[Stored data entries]
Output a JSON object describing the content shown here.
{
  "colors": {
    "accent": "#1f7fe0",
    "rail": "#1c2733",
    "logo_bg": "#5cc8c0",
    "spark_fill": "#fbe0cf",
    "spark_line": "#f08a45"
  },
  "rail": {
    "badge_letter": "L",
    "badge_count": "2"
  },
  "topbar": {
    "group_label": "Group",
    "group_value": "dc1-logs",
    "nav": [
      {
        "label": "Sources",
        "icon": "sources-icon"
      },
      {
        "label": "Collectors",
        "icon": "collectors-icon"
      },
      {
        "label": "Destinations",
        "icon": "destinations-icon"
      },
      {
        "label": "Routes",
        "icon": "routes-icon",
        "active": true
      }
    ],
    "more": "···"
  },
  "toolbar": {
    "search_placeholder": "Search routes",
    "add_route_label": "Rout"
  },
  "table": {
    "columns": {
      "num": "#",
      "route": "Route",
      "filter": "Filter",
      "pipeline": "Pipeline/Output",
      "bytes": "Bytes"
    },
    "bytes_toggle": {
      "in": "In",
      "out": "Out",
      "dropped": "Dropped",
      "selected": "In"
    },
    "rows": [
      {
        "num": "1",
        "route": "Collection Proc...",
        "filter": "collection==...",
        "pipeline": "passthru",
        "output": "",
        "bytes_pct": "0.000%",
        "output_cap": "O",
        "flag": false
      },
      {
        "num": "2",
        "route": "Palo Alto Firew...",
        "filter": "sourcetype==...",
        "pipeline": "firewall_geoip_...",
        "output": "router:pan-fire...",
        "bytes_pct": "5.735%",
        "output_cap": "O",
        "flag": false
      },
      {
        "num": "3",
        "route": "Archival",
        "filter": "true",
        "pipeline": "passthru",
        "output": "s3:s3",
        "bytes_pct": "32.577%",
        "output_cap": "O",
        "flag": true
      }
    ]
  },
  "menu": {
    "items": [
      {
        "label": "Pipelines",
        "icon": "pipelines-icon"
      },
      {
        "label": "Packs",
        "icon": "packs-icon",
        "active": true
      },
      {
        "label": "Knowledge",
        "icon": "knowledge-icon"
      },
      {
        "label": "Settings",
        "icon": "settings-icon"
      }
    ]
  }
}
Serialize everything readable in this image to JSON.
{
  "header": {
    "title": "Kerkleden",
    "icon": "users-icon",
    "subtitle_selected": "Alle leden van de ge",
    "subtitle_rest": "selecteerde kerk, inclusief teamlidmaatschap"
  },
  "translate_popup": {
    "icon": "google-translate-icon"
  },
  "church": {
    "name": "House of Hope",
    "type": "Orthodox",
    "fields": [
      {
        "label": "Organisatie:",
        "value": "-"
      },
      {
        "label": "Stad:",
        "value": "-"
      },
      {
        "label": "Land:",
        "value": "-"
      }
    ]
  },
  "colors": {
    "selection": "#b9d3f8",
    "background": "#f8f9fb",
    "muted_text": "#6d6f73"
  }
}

→ **REQUIRED TASK**
Quote the line that contains "Serialize everything readable" and each line after it through the end of the data, exactly, leaving out everything else.

→ **FINISHED EXERCISE**
Serialize everything readable in this image to JSON.
{
  "header": {
    "title": "Kerkleden",
    "icon": "users-icon",
    "subtitle_selected": "Alle leden van de ge",
    "subtitle_rest": "selecteerde kerk, inclusief teamlidmaatschap"
  },
  "translate_popup": {
    "icon": "google-translate-icon"
  },
  "church": {
    "name": "House of Hope",
    "type": "Orthodox",
    "fields": [
      {
        "label": "Organisatie:",
        "value": "-"
      },
      {
        "label": "Stad:",
        "value": "-"
      },
      {
        "label": "Land:",
        "value": "-"
      }
    ]
  },
  "colors": {
    "selection": "#b9d3f8",
    "background": "#f8f9fb",
    "muted_text": "#6d6f73"
  }
}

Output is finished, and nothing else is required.